[Dataset excerpt]
.....
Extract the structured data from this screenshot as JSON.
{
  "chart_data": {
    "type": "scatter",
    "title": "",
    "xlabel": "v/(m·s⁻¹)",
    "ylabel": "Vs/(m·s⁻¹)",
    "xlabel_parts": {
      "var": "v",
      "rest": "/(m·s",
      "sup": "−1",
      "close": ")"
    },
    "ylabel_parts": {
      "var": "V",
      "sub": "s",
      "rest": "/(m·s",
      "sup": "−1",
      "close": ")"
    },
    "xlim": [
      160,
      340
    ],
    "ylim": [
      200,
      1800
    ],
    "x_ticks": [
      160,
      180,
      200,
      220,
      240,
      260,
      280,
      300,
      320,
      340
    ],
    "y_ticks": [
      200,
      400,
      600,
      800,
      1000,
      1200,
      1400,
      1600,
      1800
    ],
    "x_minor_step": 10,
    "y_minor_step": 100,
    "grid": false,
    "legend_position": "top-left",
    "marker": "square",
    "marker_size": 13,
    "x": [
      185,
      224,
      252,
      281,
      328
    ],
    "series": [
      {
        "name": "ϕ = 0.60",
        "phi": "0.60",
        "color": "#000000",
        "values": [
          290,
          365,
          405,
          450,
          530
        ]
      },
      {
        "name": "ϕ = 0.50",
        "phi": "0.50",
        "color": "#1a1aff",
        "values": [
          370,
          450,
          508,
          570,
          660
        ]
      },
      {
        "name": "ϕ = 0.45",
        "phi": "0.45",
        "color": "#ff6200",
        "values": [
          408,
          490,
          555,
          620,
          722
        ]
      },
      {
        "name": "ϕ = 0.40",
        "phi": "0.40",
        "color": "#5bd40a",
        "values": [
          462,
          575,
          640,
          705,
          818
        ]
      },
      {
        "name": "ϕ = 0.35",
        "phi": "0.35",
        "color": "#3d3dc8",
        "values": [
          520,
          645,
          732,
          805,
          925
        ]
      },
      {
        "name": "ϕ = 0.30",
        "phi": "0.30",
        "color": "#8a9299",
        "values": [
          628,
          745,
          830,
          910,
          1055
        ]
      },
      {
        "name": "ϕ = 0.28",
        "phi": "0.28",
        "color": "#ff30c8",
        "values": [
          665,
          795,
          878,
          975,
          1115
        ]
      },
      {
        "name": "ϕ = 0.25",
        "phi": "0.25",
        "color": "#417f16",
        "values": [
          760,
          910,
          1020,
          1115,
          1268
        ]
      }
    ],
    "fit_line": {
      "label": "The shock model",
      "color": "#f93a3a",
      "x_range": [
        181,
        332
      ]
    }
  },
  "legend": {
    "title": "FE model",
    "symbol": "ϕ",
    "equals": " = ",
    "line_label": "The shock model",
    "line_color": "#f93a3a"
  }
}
.....
▸ **Your objective**: Your task is to extract all of the records exactly.

▸ **Right answer**:
Extract the structured data from this screenshot as JSON.
{
  "chart_data": {
    "type": "scatter",
    "title": "",
    "xlabel": "v/(m·s⁻¹)",
    "ylabel": "Vs/(m·s⁻¹)",
    "xlabel_parts": {
      "var": "v",
      "rest": "/(m·s",
      "sup": "−1",
      "close": ")"
    },
    "ylabel_parts": {
      "var": "V",
      "sub": "s",
      "rest": "/(m·s",
      "sup": "−1",
      "close": ")"
    },
    "xlim": [
      160,
      340
    ],
    "ylim": [
      200,
      1800
    ],
    "x_ticks": [
      160,
      180,
      200,
      220,
      240,
      260,
      280,
      300,
      320,
      340
    ],
    "y_ticks": [
      200,
      400,
      600,
      800,
      1000,
      1200,
      1400,
      1600,
      1800
    ],
    "x_minor_step": 10,
    "y_minor_step": 100,
    "grid": false,
    "legend_position": "top-left",
    "marker": "square",
    "marker_size": 13,
    "x": [
      185,
      224,
      252,
      281,
      328
    ],
    "series": [
      {
        "name": "ϕ = 0.60",
        "phi": "0.60",
        "color": "#000000",
        "values": [
          290,
          365,
          405,
          450,
          530
        ]
      },
      {
        "name": "ϕ = 0.50",
        "phi": "0.50",
        "color": "#1a1aff",
        "values": [
          370,
          450,
          508,
          570,
          660
        ]
      },
      {
        "name": "ϕ = 0.45",
        "phi": "0.45",
        "color": "#ff6200",
        "values": [
          408,
          490,
          555,
          620,
          722
        ]
      },
      {
        "name": "ϕ = 0.40",
        "phi": "0.40",
        "color": "#5bd40a",
        "values": [
          462,
          575,
          640,
          705,
          818
        ]
      },
      {
        "name": "ϕ = 0.35",
        "phi": "0.35",
        "color": "#3d3dc8",
        "values": [
          520,
          645,
          732,
          805,
          925
        ]
      },
      {
        "name": "ϕ = 0.30",
        "phi": "0.30",
        "color": "#8a9299",
        "values": [
          628,
          745,
          830,
          910,
          1055
        ]
      },
      {
        "name": "ϕ = 0.28",
        "phi": "0.28",
        "color": "#ff30c8",
        "values": [
          665,
          795,
          878,
          975,
          1115
        ]
      },
      {
        "name": "ϕ = 0.25",
        "phi": "0.25",
        "color": "#417f16",
        "values": [
          760,
          910,
          1020,
          1115,
          1268
        ]
      }
    ],
    "fit_line": {
      "label": "The shock model",
      "color": "#f93a3a",
      "x_range": [
        181,
        332
      ]
    }
  },
  "legend": {
    "title": "FE model",
    "symbol": "ϕ",
    "equals": " = ",
    "line_label": "The shock model",
    "line_color": "#f93a3a"
  }
}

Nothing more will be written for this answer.